Answer with one number: how many lines have "اللغة".

[Dataset items]
(begin)

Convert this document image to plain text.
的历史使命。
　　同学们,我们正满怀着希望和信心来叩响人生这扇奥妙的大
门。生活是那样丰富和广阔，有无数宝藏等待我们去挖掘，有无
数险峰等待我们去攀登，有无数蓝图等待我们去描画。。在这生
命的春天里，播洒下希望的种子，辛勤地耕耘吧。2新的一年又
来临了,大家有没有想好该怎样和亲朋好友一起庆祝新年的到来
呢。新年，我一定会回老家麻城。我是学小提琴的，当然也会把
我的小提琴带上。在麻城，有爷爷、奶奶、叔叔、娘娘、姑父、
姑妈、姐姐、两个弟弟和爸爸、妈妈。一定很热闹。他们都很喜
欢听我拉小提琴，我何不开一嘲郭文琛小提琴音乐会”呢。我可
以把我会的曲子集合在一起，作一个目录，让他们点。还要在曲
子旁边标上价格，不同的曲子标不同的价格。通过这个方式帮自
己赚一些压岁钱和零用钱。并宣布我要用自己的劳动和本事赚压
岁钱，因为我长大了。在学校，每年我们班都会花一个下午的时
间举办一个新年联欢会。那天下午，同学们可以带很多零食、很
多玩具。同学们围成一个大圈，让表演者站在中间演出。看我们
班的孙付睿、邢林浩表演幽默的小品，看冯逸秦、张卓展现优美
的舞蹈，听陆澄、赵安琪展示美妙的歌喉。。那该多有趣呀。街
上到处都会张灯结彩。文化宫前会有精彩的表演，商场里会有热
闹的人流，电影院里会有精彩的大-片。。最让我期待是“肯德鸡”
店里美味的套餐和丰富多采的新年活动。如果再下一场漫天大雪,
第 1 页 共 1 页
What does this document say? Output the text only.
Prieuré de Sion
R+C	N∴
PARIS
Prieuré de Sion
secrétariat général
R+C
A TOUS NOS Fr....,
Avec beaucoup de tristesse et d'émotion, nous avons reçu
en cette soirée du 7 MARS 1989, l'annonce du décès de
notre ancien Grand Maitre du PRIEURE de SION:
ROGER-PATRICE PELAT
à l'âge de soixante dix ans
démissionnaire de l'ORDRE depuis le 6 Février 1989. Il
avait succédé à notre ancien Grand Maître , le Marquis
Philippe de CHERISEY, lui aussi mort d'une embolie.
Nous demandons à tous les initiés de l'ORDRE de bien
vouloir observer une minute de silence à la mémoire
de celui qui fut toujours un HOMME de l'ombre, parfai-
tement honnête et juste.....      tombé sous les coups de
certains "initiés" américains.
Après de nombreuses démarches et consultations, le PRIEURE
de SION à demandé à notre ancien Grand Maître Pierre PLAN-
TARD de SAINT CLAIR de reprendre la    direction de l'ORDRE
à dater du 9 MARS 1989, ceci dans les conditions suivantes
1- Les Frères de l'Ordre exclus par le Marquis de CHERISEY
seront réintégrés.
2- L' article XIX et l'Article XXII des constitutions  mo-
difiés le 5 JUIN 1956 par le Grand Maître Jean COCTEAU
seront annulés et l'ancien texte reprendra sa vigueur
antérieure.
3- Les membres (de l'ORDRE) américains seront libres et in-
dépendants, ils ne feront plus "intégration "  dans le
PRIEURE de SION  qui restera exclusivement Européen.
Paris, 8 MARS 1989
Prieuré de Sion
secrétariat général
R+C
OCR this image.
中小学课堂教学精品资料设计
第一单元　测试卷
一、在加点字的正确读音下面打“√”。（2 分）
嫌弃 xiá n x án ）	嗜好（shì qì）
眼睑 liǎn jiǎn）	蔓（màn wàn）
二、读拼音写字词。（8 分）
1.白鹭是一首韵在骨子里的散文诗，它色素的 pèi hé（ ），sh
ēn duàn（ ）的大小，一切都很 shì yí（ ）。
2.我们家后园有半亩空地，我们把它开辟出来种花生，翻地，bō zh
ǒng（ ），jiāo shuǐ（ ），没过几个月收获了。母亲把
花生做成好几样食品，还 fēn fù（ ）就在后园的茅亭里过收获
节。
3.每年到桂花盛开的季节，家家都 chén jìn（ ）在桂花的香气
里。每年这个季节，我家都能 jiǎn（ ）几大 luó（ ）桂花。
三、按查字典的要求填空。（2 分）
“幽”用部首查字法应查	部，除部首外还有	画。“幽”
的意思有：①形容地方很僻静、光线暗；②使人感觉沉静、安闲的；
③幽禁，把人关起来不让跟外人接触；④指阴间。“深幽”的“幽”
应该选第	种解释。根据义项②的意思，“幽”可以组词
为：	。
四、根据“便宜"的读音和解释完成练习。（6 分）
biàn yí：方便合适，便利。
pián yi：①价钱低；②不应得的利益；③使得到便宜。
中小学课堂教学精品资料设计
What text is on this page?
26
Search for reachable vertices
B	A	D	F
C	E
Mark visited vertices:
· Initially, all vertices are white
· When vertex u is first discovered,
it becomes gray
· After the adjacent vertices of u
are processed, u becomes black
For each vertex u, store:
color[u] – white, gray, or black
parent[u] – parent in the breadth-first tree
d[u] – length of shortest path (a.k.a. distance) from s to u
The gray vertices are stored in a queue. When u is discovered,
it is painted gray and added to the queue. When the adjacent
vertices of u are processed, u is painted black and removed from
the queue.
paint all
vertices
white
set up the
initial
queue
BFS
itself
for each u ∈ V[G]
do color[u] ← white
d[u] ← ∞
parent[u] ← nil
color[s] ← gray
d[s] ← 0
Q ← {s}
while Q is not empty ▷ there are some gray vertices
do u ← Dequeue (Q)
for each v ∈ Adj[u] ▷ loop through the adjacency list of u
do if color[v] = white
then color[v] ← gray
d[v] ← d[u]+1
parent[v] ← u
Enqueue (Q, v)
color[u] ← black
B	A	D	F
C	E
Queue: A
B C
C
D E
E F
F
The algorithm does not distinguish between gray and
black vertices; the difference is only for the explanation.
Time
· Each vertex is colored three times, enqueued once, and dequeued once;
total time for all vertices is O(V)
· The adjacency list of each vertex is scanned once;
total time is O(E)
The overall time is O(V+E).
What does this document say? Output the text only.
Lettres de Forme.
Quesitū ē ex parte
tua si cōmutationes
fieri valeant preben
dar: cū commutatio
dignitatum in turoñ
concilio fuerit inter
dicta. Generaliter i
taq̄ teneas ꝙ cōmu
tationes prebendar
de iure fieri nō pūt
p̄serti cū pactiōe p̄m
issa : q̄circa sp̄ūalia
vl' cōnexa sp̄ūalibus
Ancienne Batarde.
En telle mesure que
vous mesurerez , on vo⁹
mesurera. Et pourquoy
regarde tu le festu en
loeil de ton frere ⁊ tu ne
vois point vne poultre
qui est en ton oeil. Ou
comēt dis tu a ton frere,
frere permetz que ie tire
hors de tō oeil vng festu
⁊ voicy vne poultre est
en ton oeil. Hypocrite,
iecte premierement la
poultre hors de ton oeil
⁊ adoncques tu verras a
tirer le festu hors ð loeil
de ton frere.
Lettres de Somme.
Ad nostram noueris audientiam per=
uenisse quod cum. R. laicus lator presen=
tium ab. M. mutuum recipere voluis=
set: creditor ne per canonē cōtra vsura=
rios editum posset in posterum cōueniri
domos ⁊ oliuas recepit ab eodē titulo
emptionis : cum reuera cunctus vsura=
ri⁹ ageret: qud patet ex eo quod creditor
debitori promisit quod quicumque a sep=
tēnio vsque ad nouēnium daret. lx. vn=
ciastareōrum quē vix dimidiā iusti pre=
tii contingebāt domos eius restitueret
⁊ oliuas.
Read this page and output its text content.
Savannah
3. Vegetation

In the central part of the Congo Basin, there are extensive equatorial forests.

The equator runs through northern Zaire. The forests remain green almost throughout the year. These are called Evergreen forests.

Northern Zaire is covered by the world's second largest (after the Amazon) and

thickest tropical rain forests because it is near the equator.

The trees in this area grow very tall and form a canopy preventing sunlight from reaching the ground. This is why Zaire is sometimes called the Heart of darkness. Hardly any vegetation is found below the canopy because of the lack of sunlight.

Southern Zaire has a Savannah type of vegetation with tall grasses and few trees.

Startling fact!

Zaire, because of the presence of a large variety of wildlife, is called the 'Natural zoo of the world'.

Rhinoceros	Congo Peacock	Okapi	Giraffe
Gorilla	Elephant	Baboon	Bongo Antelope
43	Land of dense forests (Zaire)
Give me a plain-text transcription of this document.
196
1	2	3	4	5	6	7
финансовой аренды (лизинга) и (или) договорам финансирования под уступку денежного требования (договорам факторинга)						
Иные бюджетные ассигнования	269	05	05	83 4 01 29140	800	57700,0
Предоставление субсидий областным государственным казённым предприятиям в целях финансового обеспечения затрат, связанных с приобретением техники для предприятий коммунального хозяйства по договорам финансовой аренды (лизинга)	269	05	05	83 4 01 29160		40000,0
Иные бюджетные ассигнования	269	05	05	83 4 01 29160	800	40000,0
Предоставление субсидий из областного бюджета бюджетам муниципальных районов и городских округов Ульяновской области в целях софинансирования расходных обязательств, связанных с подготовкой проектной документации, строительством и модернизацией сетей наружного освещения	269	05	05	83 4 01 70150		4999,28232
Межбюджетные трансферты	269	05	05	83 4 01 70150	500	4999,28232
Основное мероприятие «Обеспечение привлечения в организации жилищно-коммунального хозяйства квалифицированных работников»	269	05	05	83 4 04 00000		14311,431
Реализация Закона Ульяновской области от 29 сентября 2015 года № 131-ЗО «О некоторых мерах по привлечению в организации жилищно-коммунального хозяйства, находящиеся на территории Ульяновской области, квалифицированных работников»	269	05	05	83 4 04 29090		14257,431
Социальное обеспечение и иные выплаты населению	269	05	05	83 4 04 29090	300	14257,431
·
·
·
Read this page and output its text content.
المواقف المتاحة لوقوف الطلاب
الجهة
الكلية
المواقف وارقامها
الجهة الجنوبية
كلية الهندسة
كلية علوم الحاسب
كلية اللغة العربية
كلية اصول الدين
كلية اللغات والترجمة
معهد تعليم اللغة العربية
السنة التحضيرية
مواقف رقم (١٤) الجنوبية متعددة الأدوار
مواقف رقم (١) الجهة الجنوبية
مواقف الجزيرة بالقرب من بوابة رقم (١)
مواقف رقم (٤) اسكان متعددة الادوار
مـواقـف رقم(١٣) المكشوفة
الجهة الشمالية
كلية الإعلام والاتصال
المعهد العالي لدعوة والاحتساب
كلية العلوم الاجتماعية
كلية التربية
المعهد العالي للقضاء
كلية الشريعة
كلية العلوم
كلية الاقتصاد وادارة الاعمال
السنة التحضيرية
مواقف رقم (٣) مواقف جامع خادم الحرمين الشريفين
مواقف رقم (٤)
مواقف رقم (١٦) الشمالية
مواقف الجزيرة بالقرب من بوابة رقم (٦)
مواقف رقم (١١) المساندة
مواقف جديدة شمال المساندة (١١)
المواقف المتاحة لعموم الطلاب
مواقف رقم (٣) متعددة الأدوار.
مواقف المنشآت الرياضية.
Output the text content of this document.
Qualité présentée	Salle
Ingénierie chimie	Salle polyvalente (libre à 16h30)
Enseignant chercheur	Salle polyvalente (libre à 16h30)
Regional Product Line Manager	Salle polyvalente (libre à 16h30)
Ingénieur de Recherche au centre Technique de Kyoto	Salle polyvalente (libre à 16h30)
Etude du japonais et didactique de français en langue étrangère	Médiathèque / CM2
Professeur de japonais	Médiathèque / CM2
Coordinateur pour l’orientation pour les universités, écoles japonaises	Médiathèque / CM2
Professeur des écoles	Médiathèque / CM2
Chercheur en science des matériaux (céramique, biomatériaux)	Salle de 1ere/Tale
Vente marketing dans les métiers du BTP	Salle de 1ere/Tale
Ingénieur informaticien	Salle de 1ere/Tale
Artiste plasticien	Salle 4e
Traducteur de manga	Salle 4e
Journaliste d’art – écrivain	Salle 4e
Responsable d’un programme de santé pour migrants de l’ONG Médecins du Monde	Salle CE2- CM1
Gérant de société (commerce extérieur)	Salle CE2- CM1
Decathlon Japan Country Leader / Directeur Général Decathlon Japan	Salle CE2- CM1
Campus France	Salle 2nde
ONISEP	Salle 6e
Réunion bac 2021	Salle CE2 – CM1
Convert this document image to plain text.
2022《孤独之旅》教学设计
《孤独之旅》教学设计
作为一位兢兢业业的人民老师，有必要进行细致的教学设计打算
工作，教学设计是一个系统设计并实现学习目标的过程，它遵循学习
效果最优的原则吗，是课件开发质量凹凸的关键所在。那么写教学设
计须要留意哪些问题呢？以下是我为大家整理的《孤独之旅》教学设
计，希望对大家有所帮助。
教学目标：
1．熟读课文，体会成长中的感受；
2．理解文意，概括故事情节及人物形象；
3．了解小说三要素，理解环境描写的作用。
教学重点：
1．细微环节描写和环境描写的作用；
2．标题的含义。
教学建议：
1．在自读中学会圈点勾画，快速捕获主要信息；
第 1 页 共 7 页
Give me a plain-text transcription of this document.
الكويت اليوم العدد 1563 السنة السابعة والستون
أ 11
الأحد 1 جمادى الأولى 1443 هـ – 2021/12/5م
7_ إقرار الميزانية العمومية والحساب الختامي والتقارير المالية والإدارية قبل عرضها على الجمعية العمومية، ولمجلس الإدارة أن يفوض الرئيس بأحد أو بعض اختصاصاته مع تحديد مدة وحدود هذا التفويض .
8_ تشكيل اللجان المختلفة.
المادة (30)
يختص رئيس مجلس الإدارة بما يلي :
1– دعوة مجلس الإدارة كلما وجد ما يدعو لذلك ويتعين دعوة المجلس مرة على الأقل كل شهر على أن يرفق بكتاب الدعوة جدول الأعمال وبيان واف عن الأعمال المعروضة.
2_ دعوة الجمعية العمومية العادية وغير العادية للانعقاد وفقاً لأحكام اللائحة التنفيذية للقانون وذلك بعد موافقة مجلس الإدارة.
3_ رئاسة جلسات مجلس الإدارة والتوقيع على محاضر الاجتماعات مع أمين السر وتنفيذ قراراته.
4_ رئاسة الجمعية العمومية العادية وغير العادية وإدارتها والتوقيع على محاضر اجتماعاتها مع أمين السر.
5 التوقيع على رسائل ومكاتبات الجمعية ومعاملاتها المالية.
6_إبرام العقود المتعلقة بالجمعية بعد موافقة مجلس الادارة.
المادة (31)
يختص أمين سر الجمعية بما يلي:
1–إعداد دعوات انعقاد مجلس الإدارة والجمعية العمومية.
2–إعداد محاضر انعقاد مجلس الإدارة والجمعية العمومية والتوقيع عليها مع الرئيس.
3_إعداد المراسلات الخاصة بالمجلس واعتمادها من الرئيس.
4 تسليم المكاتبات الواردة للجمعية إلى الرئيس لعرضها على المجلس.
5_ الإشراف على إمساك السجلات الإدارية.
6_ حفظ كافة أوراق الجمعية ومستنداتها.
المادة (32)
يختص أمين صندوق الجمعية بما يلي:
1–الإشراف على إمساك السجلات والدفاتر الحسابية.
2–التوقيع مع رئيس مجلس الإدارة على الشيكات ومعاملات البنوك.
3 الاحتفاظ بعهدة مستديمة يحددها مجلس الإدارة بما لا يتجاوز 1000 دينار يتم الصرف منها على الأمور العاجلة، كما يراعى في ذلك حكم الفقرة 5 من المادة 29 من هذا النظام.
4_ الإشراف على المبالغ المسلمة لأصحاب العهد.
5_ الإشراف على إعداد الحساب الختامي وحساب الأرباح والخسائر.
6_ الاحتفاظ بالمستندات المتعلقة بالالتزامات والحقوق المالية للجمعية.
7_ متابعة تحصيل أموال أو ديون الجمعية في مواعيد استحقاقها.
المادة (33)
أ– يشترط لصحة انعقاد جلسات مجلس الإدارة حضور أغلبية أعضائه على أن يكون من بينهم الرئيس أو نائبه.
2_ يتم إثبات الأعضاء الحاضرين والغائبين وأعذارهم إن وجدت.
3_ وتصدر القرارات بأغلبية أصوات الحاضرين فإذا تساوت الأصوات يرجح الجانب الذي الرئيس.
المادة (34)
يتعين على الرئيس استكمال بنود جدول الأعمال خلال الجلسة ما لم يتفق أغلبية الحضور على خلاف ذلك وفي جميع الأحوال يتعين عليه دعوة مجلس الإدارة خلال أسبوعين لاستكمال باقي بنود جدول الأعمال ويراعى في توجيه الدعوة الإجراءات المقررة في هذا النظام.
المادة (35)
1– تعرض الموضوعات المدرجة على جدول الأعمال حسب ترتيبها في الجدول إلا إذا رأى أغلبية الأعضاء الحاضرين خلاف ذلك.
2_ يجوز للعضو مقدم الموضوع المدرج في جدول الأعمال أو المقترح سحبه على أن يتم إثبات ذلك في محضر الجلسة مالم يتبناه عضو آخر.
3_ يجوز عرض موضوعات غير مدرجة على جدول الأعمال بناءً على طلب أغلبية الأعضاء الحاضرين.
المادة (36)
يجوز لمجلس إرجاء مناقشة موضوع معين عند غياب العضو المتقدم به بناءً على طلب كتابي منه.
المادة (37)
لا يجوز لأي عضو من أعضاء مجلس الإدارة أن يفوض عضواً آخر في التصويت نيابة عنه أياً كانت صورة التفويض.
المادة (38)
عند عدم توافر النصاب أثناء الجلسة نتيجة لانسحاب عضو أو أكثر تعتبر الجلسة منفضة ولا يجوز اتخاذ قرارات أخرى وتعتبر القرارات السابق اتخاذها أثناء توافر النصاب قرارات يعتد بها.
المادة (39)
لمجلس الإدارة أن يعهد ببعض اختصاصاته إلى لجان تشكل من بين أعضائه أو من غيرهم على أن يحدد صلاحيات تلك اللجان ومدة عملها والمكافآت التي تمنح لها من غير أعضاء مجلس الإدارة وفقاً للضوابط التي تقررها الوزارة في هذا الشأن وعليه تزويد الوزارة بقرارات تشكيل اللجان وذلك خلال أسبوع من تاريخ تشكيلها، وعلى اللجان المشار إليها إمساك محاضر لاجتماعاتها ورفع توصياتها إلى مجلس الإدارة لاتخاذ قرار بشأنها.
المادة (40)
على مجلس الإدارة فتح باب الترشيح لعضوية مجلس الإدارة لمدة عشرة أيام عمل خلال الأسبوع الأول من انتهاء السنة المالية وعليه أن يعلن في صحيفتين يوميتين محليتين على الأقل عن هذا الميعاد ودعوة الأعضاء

(end)

# Solved exercise:
2